**STORED DATA:**
⁂

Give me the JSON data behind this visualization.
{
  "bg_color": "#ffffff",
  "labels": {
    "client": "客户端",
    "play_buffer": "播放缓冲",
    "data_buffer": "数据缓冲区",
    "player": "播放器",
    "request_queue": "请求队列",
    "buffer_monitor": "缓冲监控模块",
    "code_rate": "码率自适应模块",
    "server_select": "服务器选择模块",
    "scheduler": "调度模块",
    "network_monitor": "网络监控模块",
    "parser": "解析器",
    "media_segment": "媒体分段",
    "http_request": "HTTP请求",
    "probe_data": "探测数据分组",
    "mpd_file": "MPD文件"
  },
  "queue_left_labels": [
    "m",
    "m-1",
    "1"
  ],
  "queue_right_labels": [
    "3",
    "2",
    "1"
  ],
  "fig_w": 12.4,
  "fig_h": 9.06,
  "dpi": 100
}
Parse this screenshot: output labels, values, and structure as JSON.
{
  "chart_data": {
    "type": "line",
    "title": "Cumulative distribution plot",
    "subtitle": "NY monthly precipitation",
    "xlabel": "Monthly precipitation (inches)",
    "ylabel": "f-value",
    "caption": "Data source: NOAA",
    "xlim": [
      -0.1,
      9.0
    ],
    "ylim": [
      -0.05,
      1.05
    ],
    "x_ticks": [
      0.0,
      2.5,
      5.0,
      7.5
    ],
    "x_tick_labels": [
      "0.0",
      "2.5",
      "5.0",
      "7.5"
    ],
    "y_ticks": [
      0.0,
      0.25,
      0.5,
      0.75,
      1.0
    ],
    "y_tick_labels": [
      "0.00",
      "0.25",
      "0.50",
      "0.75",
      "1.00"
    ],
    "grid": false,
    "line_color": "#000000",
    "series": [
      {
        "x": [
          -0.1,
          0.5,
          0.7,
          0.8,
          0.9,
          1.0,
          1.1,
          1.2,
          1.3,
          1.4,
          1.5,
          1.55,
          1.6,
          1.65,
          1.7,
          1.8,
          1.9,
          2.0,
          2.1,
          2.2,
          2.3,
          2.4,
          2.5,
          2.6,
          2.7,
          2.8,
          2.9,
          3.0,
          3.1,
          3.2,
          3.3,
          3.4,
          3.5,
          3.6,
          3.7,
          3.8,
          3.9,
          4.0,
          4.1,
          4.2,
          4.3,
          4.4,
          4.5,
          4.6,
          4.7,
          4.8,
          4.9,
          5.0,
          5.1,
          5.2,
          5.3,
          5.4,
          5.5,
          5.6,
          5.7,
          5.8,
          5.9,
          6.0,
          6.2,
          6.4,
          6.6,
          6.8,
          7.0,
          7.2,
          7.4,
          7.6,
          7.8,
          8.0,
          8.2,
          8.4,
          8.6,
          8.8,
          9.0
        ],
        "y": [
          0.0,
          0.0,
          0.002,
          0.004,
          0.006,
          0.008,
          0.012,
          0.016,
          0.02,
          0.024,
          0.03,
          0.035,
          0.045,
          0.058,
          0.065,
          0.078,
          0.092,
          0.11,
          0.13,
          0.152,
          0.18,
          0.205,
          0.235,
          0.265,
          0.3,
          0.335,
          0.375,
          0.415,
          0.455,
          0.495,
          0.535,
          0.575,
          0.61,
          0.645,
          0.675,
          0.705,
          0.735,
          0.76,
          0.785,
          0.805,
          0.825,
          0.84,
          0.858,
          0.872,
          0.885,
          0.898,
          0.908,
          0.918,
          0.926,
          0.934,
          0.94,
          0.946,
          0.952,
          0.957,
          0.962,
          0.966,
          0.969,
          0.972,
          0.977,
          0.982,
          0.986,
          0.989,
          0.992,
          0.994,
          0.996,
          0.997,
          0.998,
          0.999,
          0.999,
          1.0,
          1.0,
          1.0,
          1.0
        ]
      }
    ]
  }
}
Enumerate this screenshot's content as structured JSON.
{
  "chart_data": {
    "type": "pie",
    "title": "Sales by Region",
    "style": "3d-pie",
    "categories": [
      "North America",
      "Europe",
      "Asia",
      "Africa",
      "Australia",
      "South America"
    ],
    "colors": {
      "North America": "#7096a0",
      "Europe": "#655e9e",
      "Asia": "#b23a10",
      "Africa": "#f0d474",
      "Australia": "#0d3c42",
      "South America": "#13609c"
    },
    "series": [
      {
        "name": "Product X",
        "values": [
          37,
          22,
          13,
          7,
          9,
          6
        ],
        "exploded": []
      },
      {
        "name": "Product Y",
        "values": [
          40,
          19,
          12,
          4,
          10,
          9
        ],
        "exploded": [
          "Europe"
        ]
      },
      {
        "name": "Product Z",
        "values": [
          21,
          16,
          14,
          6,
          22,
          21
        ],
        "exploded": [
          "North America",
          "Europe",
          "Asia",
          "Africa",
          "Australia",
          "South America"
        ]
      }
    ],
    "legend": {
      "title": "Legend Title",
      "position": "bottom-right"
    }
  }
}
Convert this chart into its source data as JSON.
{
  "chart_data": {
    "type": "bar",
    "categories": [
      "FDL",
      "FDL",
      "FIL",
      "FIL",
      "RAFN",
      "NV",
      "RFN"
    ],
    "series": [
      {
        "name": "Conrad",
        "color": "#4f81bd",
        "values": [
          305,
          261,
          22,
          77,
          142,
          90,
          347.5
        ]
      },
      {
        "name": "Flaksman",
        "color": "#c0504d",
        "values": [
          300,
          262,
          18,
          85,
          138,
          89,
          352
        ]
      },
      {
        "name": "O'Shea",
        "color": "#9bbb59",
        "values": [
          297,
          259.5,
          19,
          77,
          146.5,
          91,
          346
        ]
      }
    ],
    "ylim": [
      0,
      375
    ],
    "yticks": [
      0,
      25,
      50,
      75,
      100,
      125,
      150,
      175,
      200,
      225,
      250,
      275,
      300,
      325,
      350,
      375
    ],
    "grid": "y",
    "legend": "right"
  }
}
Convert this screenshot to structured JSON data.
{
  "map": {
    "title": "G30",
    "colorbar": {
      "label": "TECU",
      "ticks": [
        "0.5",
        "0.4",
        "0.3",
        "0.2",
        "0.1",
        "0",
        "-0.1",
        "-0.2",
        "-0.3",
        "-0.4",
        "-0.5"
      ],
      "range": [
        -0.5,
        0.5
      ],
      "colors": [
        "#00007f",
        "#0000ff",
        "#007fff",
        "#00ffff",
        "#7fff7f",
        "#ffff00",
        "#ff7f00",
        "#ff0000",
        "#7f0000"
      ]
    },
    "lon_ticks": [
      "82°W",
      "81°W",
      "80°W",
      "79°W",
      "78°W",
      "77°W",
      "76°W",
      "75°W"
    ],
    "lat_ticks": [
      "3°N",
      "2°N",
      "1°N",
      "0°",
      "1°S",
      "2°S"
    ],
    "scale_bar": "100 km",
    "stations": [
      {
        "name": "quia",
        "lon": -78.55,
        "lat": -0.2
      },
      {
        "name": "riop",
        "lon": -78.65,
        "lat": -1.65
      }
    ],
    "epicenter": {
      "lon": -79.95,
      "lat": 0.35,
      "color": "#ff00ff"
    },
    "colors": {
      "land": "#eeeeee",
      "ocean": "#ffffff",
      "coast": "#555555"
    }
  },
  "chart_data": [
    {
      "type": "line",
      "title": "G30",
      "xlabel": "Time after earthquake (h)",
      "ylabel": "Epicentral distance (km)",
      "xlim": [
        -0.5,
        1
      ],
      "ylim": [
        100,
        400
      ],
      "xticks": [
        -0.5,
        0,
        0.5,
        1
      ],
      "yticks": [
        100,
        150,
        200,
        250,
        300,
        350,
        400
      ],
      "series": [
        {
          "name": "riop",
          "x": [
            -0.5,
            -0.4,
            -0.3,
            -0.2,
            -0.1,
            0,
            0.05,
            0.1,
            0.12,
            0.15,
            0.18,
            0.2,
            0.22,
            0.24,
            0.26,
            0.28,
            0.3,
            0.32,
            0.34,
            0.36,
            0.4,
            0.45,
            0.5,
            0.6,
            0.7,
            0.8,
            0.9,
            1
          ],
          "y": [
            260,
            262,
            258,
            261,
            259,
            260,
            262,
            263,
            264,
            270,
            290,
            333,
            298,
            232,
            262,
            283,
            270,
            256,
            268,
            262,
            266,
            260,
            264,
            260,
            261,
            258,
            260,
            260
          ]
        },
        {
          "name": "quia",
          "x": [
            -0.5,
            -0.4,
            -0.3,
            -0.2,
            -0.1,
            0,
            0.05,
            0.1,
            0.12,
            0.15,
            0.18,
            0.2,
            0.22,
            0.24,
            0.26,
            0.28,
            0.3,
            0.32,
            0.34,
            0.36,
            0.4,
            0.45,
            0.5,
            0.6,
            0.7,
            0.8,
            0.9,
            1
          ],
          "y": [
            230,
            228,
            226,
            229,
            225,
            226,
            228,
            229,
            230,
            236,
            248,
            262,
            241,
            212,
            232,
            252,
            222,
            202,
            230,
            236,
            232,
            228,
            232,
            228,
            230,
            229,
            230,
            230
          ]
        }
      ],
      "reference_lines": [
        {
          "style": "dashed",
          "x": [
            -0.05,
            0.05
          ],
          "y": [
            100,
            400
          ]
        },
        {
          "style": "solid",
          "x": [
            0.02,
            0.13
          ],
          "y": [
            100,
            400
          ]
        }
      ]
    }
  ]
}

⁂

**GOAL:** Search the listing for the word "structured" and return each line that holds it.

**CORRECT OUTPUT:**
Enumerate this screenshot's content as structured JSON.
Convert this screenshot to structured JSON data.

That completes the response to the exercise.